··· Listed entries ···

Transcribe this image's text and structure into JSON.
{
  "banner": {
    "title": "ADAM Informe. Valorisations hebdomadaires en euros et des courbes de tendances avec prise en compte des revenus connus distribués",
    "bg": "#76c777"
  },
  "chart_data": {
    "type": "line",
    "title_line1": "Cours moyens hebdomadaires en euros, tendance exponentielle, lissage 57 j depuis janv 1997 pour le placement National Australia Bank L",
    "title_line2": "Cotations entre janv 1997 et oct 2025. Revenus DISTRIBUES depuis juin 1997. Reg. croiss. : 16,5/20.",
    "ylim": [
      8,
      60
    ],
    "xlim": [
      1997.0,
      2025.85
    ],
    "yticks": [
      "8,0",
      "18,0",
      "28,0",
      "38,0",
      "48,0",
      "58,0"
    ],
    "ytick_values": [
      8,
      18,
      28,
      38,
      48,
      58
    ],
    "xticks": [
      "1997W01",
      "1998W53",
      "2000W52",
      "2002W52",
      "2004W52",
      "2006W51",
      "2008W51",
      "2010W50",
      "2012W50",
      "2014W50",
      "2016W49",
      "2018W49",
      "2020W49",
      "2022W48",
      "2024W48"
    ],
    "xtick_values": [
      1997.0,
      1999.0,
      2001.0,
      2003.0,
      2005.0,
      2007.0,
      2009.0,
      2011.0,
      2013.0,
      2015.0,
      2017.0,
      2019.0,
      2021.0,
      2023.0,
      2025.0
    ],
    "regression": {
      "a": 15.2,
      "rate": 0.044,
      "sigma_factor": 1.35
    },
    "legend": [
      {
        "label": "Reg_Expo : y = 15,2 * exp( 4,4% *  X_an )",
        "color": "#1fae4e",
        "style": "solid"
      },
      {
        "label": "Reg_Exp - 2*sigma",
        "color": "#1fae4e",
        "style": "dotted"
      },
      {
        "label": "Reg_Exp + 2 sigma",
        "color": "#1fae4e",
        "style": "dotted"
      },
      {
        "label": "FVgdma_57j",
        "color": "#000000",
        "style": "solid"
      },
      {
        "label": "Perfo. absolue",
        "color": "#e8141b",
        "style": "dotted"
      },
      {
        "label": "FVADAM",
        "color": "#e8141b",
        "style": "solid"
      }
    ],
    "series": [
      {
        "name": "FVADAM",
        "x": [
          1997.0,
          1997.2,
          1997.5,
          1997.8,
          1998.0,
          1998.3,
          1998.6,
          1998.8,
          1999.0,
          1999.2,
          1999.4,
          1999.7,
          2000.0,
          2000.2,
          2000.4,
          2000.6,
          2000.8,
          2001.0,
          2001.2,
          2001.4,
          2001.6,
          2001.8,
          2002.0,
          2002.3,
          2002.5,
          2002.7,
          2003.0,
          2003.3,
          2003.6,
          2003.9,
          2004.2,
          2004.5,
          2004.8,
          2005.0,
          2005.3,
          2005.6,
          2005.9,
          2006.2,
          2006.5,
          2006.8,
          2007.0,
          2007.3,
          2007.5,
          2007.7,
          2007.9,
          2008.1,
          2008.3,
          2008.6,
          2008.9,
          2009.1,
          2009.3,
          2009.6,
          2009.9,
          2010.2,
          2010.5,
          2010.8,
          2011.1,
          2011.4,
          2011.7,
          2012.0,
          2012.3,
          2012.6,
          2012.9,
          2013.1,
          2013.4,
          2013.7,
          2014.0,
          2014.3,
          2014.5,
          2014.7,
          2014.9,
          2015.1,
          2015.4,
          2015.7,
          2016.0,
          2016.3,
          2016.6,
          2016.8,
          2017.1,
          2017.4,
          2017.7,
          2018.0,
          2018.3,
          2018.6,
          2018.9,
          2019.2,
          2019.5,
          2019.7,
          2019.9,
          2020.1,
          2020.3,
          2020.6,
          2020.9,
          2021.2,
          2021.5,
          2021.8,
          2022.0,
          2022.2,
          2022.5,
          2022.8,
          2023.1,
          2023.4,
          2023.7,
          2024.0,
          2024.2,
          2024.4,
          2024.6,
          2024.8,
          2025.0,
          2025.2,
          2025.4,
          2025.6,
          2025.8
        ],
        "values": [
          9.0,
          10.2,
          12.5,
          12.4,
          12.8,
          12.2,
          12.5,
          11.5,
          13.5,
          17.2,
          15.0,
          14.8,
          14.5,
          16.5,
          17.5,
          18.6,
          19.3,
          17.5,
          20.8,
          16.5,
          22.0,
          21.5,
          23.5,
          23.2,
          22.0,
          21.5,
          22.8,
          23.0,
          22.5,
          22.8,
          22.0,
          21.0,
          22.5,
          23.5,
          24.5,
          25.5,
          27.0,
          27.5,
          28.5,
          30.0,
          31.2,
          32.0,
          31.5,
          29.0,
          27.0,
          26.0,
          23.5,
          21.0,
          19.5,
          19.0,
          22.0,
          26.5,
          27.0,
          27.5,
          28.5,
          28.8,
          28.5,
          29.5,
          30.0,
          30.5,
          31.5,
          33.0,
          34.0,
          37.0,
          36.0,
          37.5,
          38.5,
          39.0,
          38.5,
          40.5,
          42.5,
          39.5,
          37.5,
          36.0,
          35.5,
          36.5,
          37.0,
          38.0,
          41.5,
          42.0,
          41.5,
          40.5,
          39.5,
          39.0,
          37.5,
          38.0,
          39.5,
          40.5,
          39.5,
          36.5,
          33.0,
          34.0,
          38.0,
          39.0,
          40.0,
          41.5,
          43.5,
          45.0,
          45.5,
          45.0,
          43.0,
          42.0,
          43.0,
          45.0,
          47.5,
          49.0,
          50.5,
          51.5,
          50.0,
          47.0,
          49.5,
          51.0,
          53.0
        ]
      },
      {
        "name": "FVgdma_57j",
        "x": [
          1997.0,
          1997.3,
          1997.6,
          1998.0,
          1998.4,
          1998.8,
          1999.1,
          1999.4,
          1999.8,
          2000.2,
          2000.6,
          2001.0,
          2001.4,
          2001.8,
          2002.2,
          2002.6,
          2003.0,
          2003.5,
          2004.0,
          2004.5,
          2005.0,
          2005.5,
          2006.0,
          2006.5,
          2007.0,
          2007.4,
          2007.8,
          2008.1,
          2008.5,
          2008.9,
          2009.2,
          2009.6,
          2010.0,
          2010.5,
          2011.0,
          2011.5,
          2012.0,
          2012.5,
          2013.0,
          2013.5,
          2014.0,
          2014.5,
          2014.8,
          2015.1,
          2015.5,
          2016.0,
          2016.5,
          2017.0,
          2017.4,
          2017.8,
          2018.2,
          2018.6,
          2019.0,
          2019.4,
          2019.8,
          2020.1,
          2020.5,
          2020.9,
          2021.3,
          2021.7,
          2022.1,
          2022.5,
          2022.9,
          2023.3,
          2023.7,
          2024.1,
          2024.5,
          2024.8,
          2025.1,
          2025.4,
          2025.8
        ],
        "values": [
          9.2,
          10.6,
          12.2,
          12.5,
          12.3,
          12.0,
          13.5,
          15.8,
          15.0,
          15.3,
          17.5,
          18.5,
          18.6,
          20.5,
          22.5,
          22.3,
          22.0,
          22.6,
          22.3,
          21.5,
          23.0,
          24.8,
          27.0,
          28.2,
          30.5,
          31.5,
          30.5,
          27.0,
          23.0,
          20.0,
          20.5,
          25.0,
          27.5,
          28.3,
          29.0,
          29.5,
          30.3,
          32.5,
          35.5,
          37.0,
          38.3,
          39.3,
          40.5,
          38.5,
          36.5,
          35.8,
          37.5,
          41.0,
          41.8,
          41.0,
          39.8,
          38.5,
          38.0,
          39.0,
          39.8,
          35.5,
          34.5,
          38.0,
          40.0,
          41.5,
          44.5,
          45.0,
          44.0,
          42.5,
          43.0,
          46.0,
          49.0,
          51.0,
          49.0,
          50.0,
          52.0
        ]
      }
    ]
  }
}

···

*Your goal*:
Find every line that has "label" in it, then return those lines.

*Task response*:
        "label": "Reg_Expo : y = 15,2 * exp( 4,4% *  X_an )",
        "label": "Reg_Exp - 2*sigma",
        "label": "Reg_Exp + 2 sigma",
        "label": "FVgdma_57j",
        "label": "Perfo. absolue",
        "label": "FVADAM",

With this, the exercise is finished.